- **GIVEN EXERCISE**:
Copy all lines below containing "title".
— start SUPPLIED MATERIAL —
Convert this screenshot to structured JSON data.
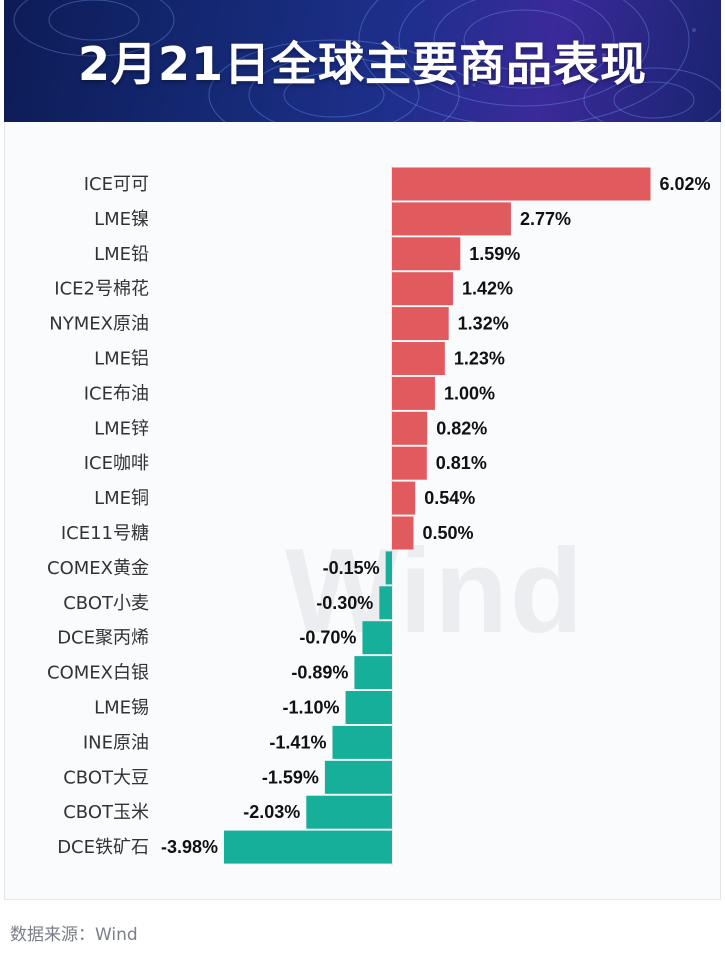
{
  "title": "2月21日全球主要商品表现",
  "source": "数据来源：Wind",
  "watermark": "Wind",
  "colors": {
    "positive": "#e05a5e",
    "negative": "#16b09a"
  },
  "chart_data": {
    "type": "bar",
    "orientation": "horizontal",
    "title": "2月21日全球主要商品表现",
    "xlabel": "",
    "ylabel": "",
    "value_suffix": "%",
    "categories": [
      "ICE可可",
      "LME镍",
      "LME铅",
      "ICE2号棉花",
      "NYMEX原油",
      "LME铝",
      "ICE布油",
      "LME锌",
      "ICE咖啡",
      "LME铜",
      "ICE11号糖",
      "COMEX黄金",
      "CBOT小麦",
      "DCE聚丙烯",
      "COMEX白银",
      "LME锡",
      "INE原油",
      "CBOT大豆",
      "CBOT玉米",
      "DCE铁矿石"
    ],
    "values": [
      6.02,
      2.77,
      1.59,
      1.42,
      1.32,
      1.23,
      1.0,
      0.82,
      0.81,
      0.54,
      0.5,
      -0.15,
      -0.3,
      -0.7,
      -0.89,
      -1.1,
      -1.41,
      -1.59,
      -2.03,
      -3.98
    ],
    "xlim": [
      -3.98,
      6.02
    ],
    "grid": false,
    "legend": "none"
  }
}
— end SUPPLIED MATERIAL —
— start SUPPLIED MATERIAL —
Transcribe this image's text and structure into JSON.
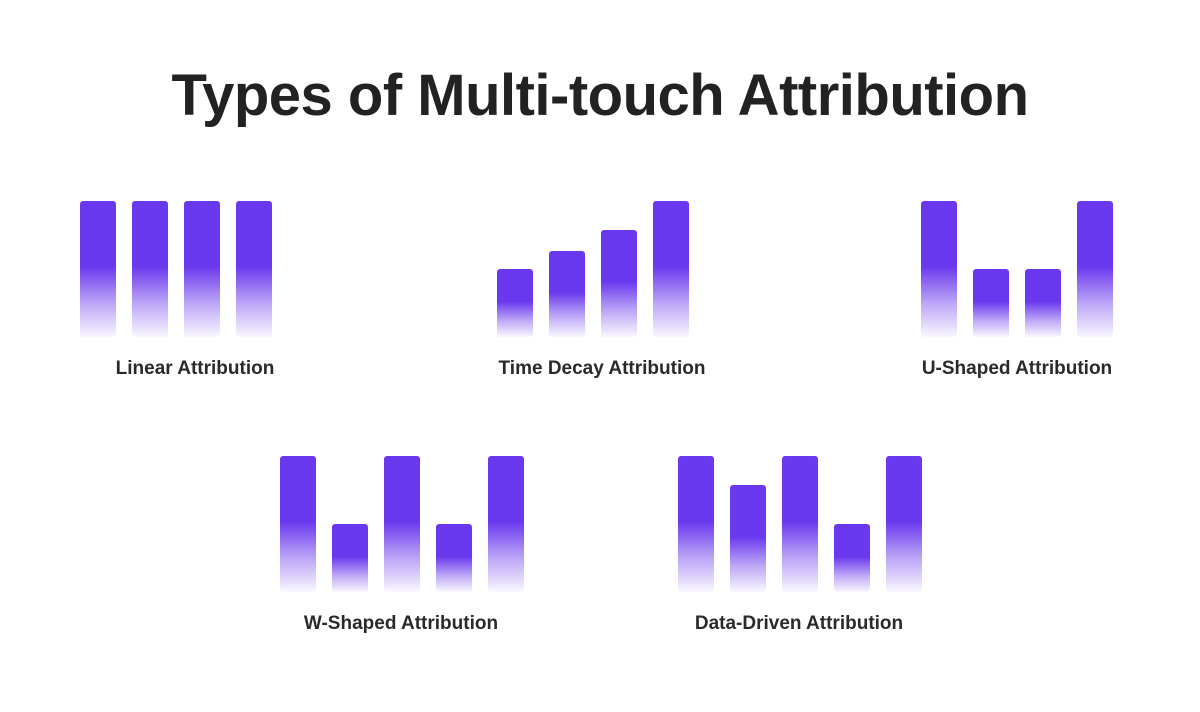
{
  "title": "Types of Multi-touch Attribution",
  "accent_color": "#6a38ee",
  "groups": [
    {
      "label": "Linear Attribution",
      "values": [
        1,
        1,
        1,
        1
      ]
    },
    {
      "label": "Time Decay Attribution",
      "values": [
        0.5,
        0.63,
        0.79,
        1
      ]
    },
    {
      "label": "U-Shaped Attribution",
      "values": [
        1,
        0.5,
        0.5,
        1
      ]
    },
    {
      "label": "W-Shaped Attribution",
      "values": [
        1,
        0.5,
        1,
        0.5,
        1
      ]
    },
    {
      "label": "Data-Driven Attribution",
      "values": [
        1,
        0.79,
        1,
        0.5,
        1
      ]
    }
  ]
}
— end SUPPLIED MATERIAL —
- **IN RESPONSE**:
  "title": "2月21日全球主要商品表现",
    "title": "2月21日全球主要商品表现",
  "title": "Types of Multi-touch Attribution",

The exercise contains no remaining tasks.